§ Task prompt
From the records below, extract all the text exactly and leave the images behind.
○ ○ ○ ○
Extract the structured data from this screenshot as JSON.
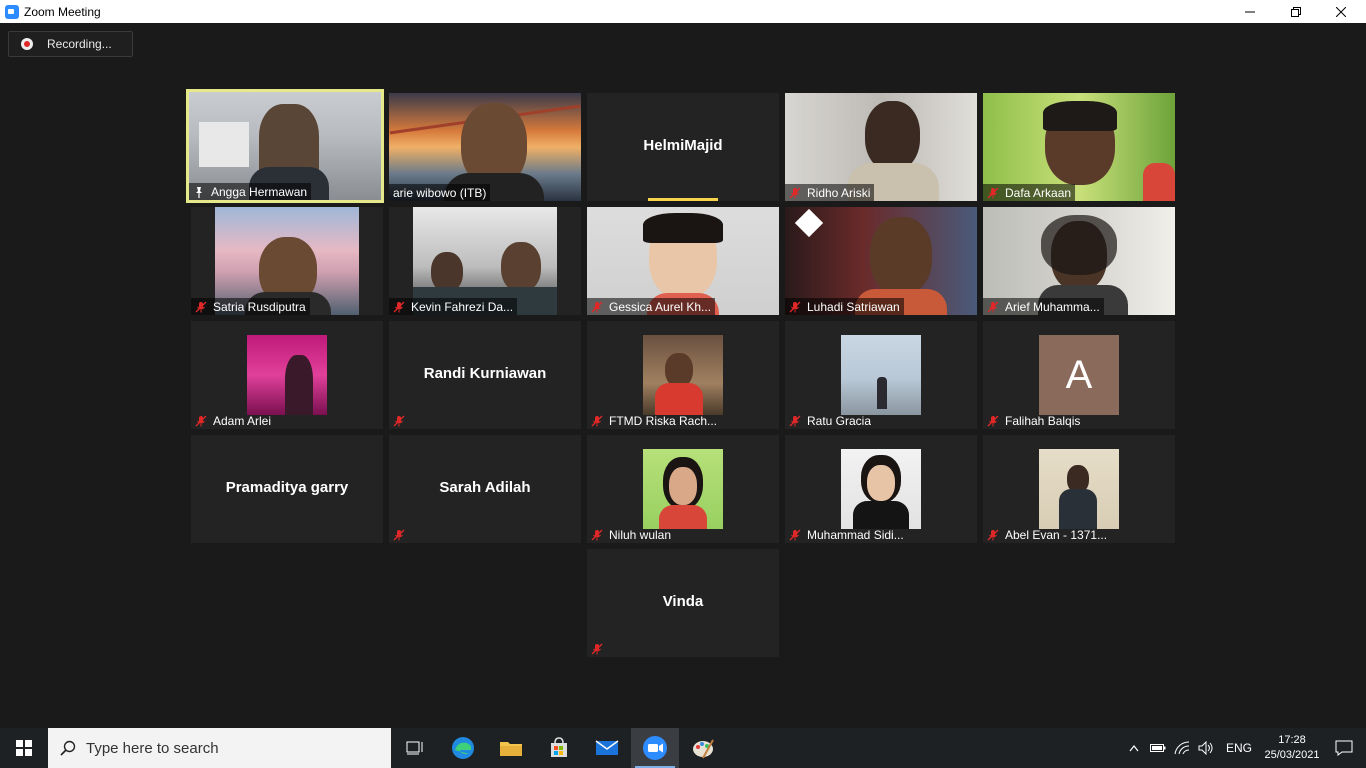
{
  "window": {
    "title": "Zoom Meeting"
  },
  "recording": {
    "label": "Recording..."
  },
  "participants": [
    {
      "name": "Angga Hermawan",
      "video": true,
      "muted": false,
      "active": true
    },
    {
      "name": "arie wibowo (ITB)",
      "video": true,
      "muted": false
    },
    {
      "name": "HelmiMajid",
      "video": false,
      "muted": false,
      "speaking": true
    },
    {
      "name": "Ridho Ariski",
      "video": true,
      "muted": true
    },
    {
      "name": "Dafa Arkaan",
      "video": true,
      "muted": true
    },
    {
      "name": "Satria Rusdiputra",
      "video": true,
      "muted": true
    },
    {
      "name": "Kevin Fahrezi Da...",
      "video": true,
      "muted": true
    },
    {
      "name": "Gessica Aurel Kh...",
      "video": true,
      "muted": true
    },
    {
      "name": "Luhadi Satriawan",
      "video": true,
      "muted": true
    },
    {
      "name": "Arief Muhamma...",
      "video": true,
      "muted": true
    },
    {
      "name": "Adam Arlei",
      "video": false,
      "photo": true,
      "muted": true
    },
    {
      "name": "Randi Kurniawan",
      "video": false,
      "muted": true
    },
    {
      "name": "FTMD Riska Rach...",
      "video": false,
      "photo": true,
      "muted": true
    },
    {
      "name": "Ratu Gracia",
      "video": false,
      "photo": true,
      "muted": true
    },
    {
      "name": "Falihah Balqis",
      "video": false,
      "avatar_letter": "A",
      "muted": true
    },
    {
      "name": "Pramaditya garry",
      "video": false,
      "muted": false
    },
    {
      "name": "Sarah Adilah",
      "video": false,
      "muted": true
    },
    {
      "name": "Niluh wulan",
      "video": false,
      "photo": true,
      "muted": true
    },
    {
      "name": "Muhammad Sidi...",
      "video": false,
      "photo": true,
      "muted": true
    },
    {
      "name": "Abel Evan - 1371...",
      "video": false,
      "photo": true,
      "muted": true
    },
    {
      "name": "Vinda",
      "video": false,
      "muted": true
    }
  ],
  "taskbar": {
    "search_placeholder": "Type here to search",
    "language": "ENG",
    "time": "17:28",
    "date": "25/03/2021"
  },
  "colors": {
    "background": "#1a1a1a",
    "tile": "#232323",
    "active_border": "#e6e98a",
    "mute_red": "#e02828"
  }
}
○ ○ ○ ○
§ Answer for this exercise
Extract the structured data from this screenshot as JSON.
{
  "window": {
    "title": "Zoom Meeting"
  },
  "recording": {
    "label": "Recording..."
  },
  "participants": [
    {
      "name": "Angga Hermawan",
      "video": true,
      "muted": false,
      "active": true
    },
    {
      "name": "arie wibowo (ITB)",
      "video": true,
      "muted": false
    },
    {
      "name": "HelmiMajid",
      "video": false,
      "muted": false,
      "speaking": true
    },
    {
      "name": "Ridho Ariski",
      "video": true,
      "muted": true
    },
    {
      "name": "Dafa Arkaan",
      "video": true,
      "muted": true
    },
    {
      "name": "Satria Rusdiputra",
      "video": true,
      "muted": true
    },
    {
      "name": "Kevin Fahrezi Da...",
      "video": true,
      "muted": true
    },
    {
      "name": "Gessica Aurel Kh...",
      "video": true,
      "muted": true
    },
    {
      "name": "Luhadi Satriawan",
      "video": true,
      "muted": true
    },
    {
      "name": "Arief Muhamma...",
      "video": true,
      "muted": true
    },
    {
      "name": "Adam Arlei",
      "video": false,
      "photo": true,
      "muted": true
    },
    {
      "name": "Randi Kurniawan",
      "video": false,
      "muted": true
    },
    {
      "name": "FTMD Riska Rach...",
      "video": false,
      "photo": true,
      "muted": true
    },
    {
      "name": "Ratu Gracia",
      "video": false,
      "photo": true,
      "muted": true
    },
    {
      "name": "Falihah Balqis",
      "video": false,
      "avatar_letter": "A",
      "muted": true
    },
    {
      "name": "Pramaditya garry",
      "video": false,
      "muted": false
    },
    {
      "name": "Sarah Adilah",
      "video": false,
      "muted": true
    },
    {
      "name": "Niluh wulan",
      "video": false,
      "photo": true,
      "muted": true
    },
    {
      "name": "Muhammad Sidi...",
      "video": false,
      "photo": true,
      "muted": true
    },
    {
      "name": "Abel Evan - 1371...",
      "video": false,
      "photo": true,
      "muted": true
    },
    {
      "name": "Vinda",
      "video": false,
      "muted": true
    }
  ],
  "taskbar": {
    "search_placeholder": "Type here to search",
    "language": "ENG",
    "time": "17:28",
    "date": "25/03/2021"
  },
  "colors": {
    "background": "#1a1a1a",
    "tile": "#232323",
    "active_border": "#e6e98a",
    "mute_red": "#e02828"
  }
}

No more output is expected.